▶ _Given problem_: Count lines with "Funded" in them. Report only the total.

[Dataset listings of figures]
------------------------------------------------

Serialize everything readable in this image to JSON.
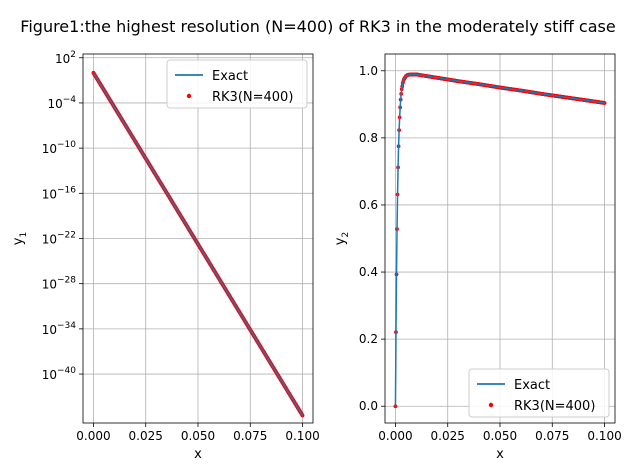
{
  "figure_title": "Figure1:the highest resolution (N=400) of RK3 in the moderately stiff case",
  "chart_data": [
    {
      "type": "line",
      "xlabel": "x",
      "ylabel": "y",
      "ylabel_sub": "1",
      "yscale": "log",
      "xlim": [
        -0.005,
        0.105
      ],
      "ylim_exp": [
        -46.5,
        2.5
      ],
      "grid": true,
      "legend_position": "top-right",
      "x_ticks": [
        "0.000",
        "0.025",
        "0.050",
        "0.075",
        "0.100"
      ],
      "x_tick_values": [
        0,
        0.025,
        0.05,
        0.075,
        0.1
      ],
      "y_tick_base": "10",
      "y_tick_exponents": [
        "2",
        "−4",
        "−10",
        "−16",
        "−22",
        "−28",
        "−34",
        "−40"
      ],
      "y_tick_exp_values": [
        2,
        -4,
        -10,
        -16,
        -22,
        -28,
        -34,
        -40
      ],
      "series": [
        {
          "name": "Exact",
          "kind": "line",
          "color": "#1f77b4",
          "x": [
            0,
            0.1
          ],
          "log10_y": [
            0,
            -45.5
          ]
        },
        {
          "name": "RK3(N=400)",
          "kind": "scatter",
          "color": "#ff0000",
          "n_points": 401,
          "x": [
            0,
            0.1
          ],
          "log10_y": [
            0,
            -45.5
          ]
        }
      ]
    },
    {
      "type": "line",
      "xlabel": "x",
      "ylabel": "y",
      "ylabel_sub": "2",
      "yscale": "linear",
      "xlim": [
        -0.005,
        0.105
      ],
      "ylim": [
        -0.05,
        1.05
      ],
      "grid": true,
      "legend_position": "bottom-right",
      "x_ticks": [
        "0.000",
        "0.025",
        "0.050",
        "0.075",
        "0.100"
      ],
      "x_tick_values": [
        0,
        0.025,
        0.05,
        0.075,
        0.1
      ],
      "y_ticks": [
        "0.0",
        "0.2",
        "0.4",
        "0.6",
        "0.8",
        "1.0"
      ],
      "y_tick_values": [
        0,
        0.2,
        0.4,
        0.6,
        0.8,
        1.0
      ],
      "series": [
        {
          "name": "Exact",
          "kind": "line",
          "color": "#1f77b4",
          "x": [
            0,
            0.00025,
            0.0005,
            0.00075,
            0.001,
            0.00125,
            0.0015,
            0.00175,
            0.002,
            0.00225,
            0.0025,
            0.00275,
            0.003,
            0.0035,
            0.004,
            0.005,
            0.006,
            0.008,
            0.01,
            0.02,
            0.03,
            0.04,
            0.05,
            0.06,
            0.07,
            0.08,
            0.09,
            0.1
          ],
          "y": [
            0,
            0.221,
            0.393,
            0.528,
            0.631,
            0.712,
            0.775,
            0.823,
            0.861,
            0.891,
            0.914,
            0.931,
            0.945,
            0.963,
            0.974,
            0.984,
            0.988,
            0.989,
            0.989,
            0.979,
            0.969,
            0.96,
            0.95,
            0.941,
            0.931,
            0.922,
            0.913,
            0.904
          ]
        },
        {
          "name": "RK3(N=400)",
          "kind": "scatter",
          "color": "#ff0000",
          "n_points": 401,
          "x": [
            0,
            0.00025,
            0.0005,
            0.00075,
            0.001,
            0.00125,
            0.0015,
            0.00175,
            0.002,
            0.00225,
            0.0025,
            0.00275,
            0.003,
            0.0035,
            0.004,
            0.005,
            0.006,
            0.008,
            0.01,
            0.02,
            0.03,
            0.04,
            0.05,
            0.06,
            0.07,
            0.08,
            0.09,
            0.1
          ],
          "y": [
            0,
            0.221,
            0.393,
            0.528,
            0.631,
            0.712,
            0.775,
            0.823,
            0.861,
            0.891,
            0.914,
            0.931,
            0.945,
            0.963,
            0.974,
            0.984,
            0.988,
            0.989,
            0.989,
            0.979,
            0.969,
            0.96,
            0.95,
            0.941,
            0.931,
            0.922,
            0.913,
            0.904
          ]
        }
      ]
    }
  ]
}
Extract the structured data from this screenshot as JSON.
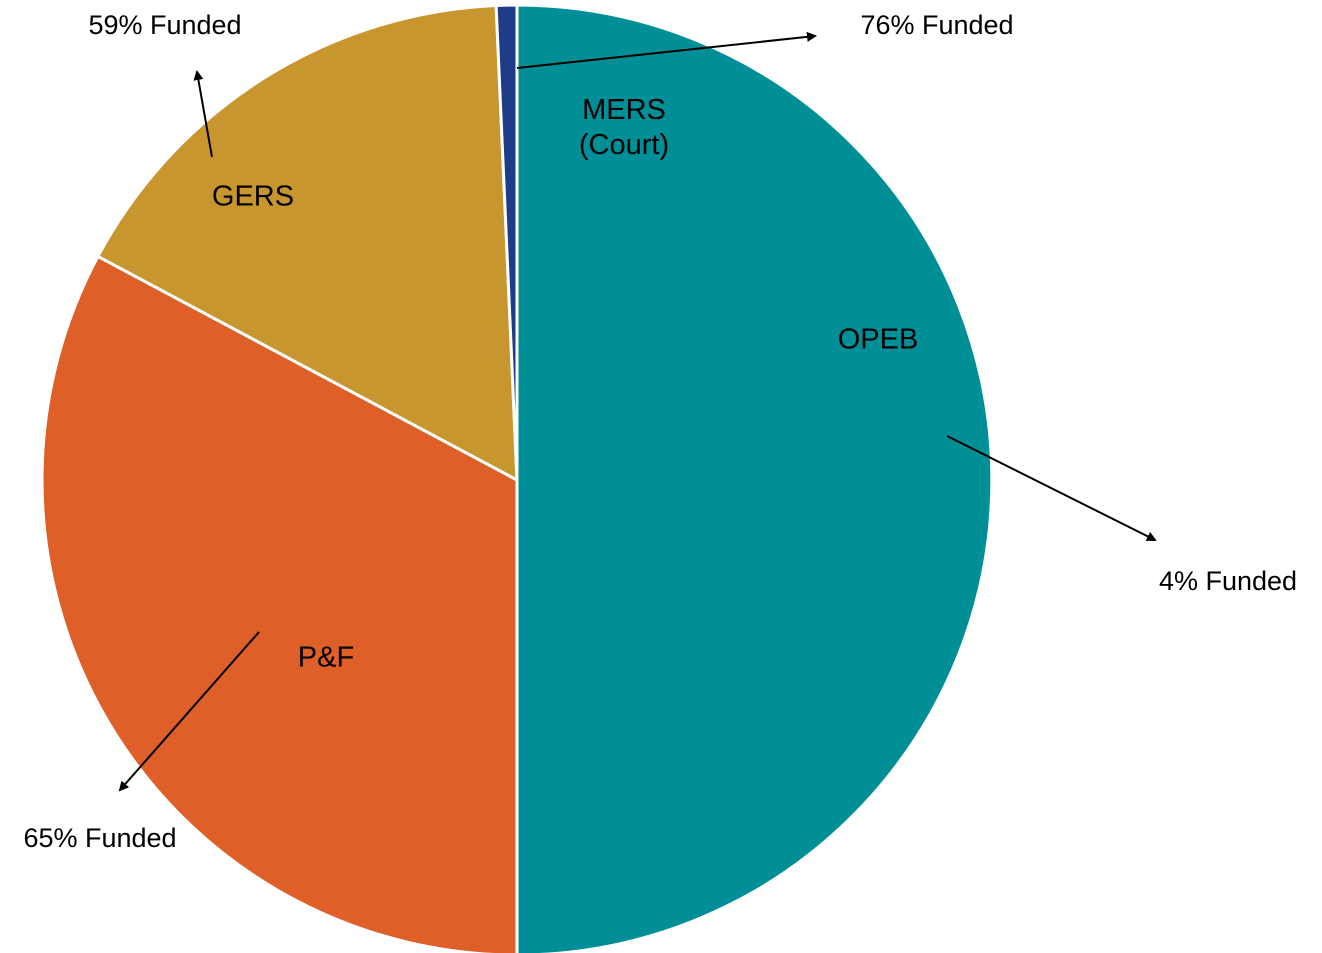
{
  "chart_data": {
    "type": "pie",
    "categories": [
      "OPEB",
      "P&F",
      "GERS",
      "MERS (Court)"
    ],
    "values": [
      50,
      32.8,
      16.5,
      0.7
    ],
    "colors": [
      "#008f96",
      "#de5f27",
      "#c8962e",
      "#1f3c88"
    ],
    "annotations": [
      "4% Funded",
      "65% Funded",
      "59% Funded",
      "76% Funded"
    ]
  }
}
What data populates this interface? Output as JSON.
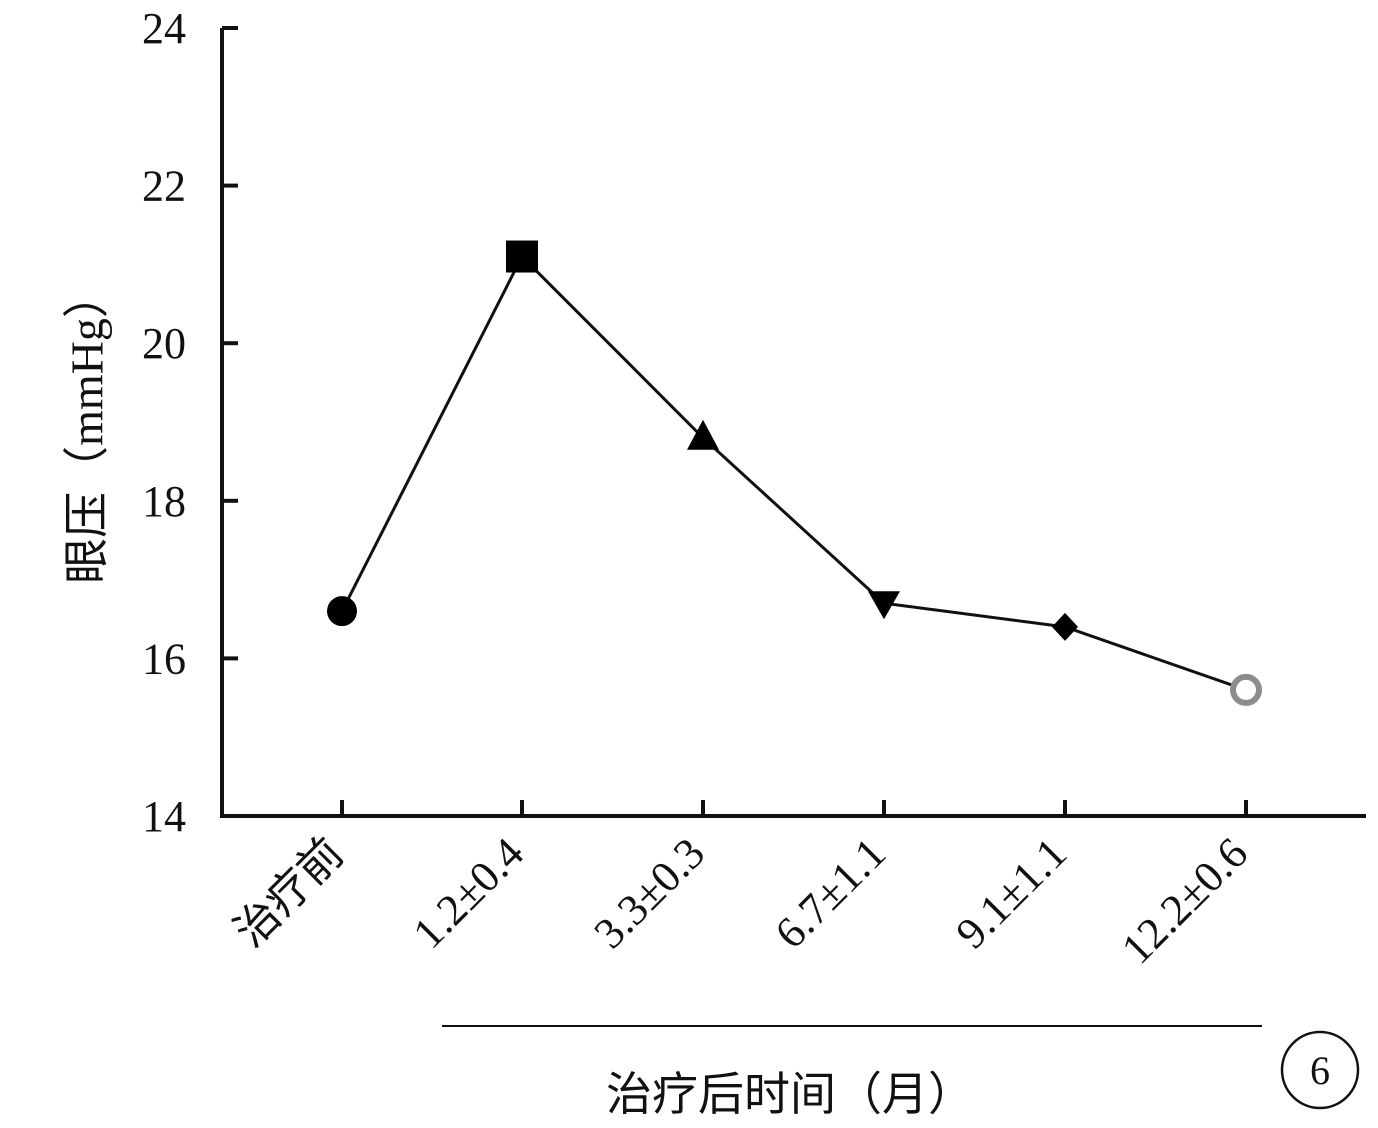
{
  "chart_data": {
    "type": "line",
    "categories": [
      "治疗前",
      "1.2±0.4",
      "3.3±0.3",
      "6.7±1.1",
      "9.1±1.1",
      "12.2±0.6"
    ],
    "series": [
      {
        "values": [
          16.6,
          21.1,
          18.8,
          16.7,
          16.4,
          15.6
        ],
        "markers": [
          "circle",
          "square",
          "triangle-up",
          "triangle-down",
          "diamond",
          "open-circle"
        ]
      }
    ],
    "ylabel": "眼压（mmHg）",
    "xlabel": "治疗后时间（月）",
    "ylim": [
      14,
      24
    ],
    "yticks": [
      14,
      16,
      18,
      20,
      22,
      24
    ],
    "grid": false,
    "panel_label": "6",
    "colors": {
      "line": "#111111",
      "marker": "#000000",
      "open_marker": "#8c8c8c"
    }
  }
}
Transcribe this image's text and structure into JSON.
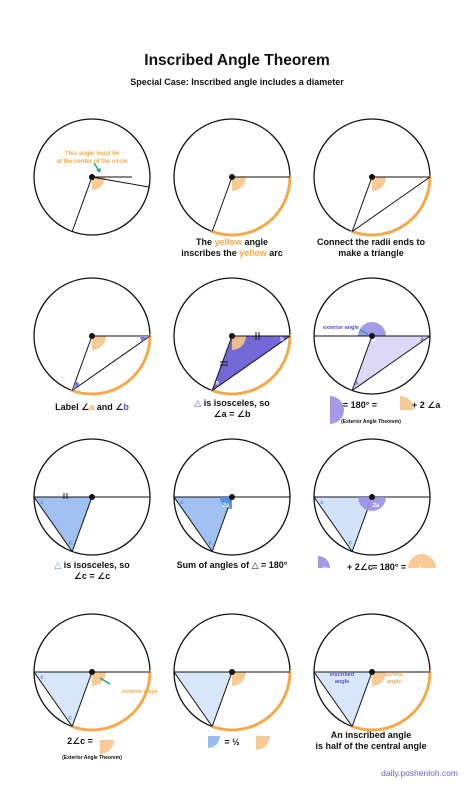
{
  "header": {
    "title": "Inscribed Angle Theorem",
    "subtitle": "Special Case: Inscribed angle includes a diameter"
  },
  "colors": {
    "orange": "#f5a94a",
    "orange_fill": "#f7c48a",
    "blue": "#4a8ee0",
    "blue_fill": "#8fb6ef",
    "purple": "#5a4fcf",
    "purple_fill": "#9a8fe6",
    "teal": "#1fa38a"
  },
  "icons": [
    "circle-diagram",
    "arrow-icon",
    "angle-wedge-icon"
  ],
  "panels": {
    "p1": {
      "note_line1": "This angle must be",
      "note_line2": "at the center of the circle"
    },
    "p2": {
      "cap1_a": "The ",
      "cap1_hl": "yellow",
      "cap1_b": " angle",
      "cap2_a": "inscribes the ",
      "cap2_hl": "yellow",
      "cap2_b": " arc"
    },
    "p3": {
      "cap1": "Connect the radii ends to",
      "cap2": "make a triangle"
    },
    "p4": {
      "cap_prefix": "Label ",
      "angle_sym": "∠",
      "a": "a",
      "and": " and ",
      "b": "b",
      "label_a": "a",
      "label_b": "b"
    },
    "p5": {
      "cap1_tri": "△",
      "cap1": " is isosceles, so",
      "cap2": "∠a = ∠b",
      "label_a": "a",
      "label_b": "b"
    },
    "p6": {
      "ext_label": "exterior angle",
      "label_2a": "2a",
      "label_a1": "a",
      "label_a2": "a",
      "eq": "= 180° =",
      "plus": "+ 2 ∠a",
      "note": "(Exterior Angle Theorem)"
    },
    "p7": {
      "cap1_tri": "△",
      "cap1": " is isosceles, so",
      "cap2": "∠c = ∠c",
      "label_c1": "c",
      "label_c2": "c"
    },
    "p8": {
      "cap": "Sum of angles of △ = 180°",
      "label_2a": "2a",
      "label_c1": "c",
      "label_c2": "c"
    },
    "p9": {
      "label_2a": "2a",
      "label_c1": "c",
      "label_c2": "c",
      "eq_2a": "2a",
      "plus": "+ 2∠c",
      "eq": "= 180° =",
      "eq_2a2": "2a"
    },
    "p10": {
      "ext_label": "exterior angle",
      "label_c1": "c",
      "label_c2": "c",
      "cap": "2∠c =",
      "note": "(Exterior Angle Theorem)"
    },
    "p11": {
      "eq": "= ½"
    },
    "p12": {
      "inscribed_label1": "inscribed",
      "inscribed_label2": "angle",
      "central_label1": "central",
      "central_label2": "angle",
      "cap1": "An inscribed angle",
      "cap2": "is half of the central angle"
    }
  },
  "footer": {
    "brand": "daily.poshenloh.com"
  }
}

------------------------------------------------

▶ _Answer to this problem_: 4